DIRECTIONS FOR THIS TASK: Skip the pictures. Reproduce all other material exactly.

DATA LINES:
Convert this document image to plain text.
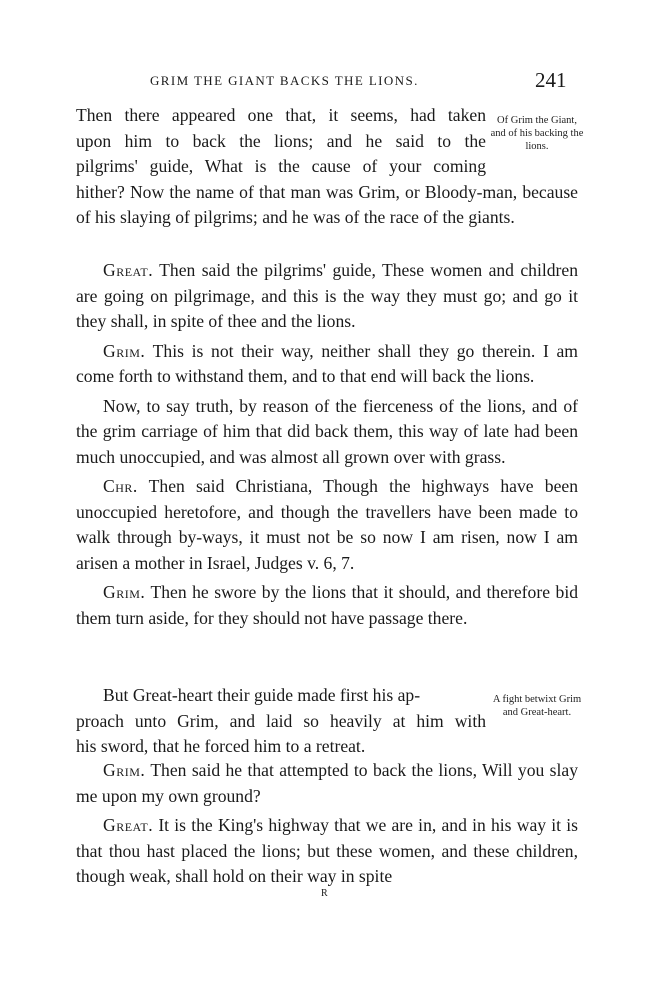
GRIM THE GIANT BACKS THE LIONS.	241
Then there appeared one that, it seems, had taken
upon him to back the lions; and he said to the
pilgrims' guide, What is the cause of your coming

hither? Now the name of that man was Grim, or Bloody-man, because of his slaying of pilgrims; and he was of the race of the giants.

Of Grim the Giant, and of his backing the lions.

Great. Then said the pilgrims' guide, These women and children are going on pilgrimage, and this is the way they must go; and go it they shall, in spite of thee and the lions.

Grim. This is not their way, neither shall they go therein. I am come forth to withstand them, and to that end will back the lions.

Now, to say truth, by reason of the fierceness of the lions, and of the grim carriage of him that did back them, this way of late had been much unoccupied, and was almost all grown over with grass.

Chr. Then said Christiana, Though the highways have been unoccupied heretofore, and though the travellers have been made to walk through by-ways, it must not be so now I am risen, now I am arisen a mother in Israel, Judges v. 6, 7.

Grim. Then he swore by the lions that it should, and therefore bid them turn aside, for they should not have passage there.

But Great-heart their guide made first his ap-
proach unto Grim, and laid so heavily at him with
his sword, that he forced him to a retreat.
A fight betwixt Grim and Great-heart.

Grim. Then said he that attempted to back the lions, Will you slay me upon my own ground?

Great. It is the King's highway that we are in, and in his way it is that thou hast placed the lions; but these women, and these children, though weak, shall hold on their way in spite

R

EXPECTED ANSWER:
Convert this document image to plain text.
GRIM THE GIANT BACKS THE LIONS.	241
Then there appeared one that, it seems, had taken
upon him to back the lions; and he said to the
pilgrims' guide, What is the cause of your coming

hither? Now the name of that man was Grim, or Bloody-man, because of his slaying of pilgrims; and he was of the race of the giants.

Of Grim the Giant, and of his backing the lions.

Great. Then said the pilgrims' guide, These women and children are going on pilgrimage, and this is the way they must go; and go it they shall, in spite of thee and the lions.

Grim. This is not their way, neither shall they go therein. I am come forth to withstand them, and to that end will back the lions.

Now, to say truth, by reason of the fierceness of the lions, and of the grim carriage of him that did back them, this way of late had been much unoccupied, and was almost all grown over with grass.

Chr. Then said Christiana, Though the highways have been unoccupied heretofore, and though the travellers have been made to walk through by-ways, it must not be so now I am risen, now I am arisen a mother in Israel, Judges v. 6, 7.

Grim. Then he swore by the lions that it should, and therefore bid them turn aside, for they should not have passage there.

But Great-heart their guide made first his ap-
proach unto Grim, and laid so heavily at him with
his sword, that he forced him to a retreat.
A fight betwixt Grim and Great-heart.

Grim. Then said he that attempted to back the lions, Will you slay me upon my own ground?

Great. It is the King's highway that we are in, and in his way it is that thou hast placed the lions; but these women, and these children, though weak, shall hold on their way in spite

R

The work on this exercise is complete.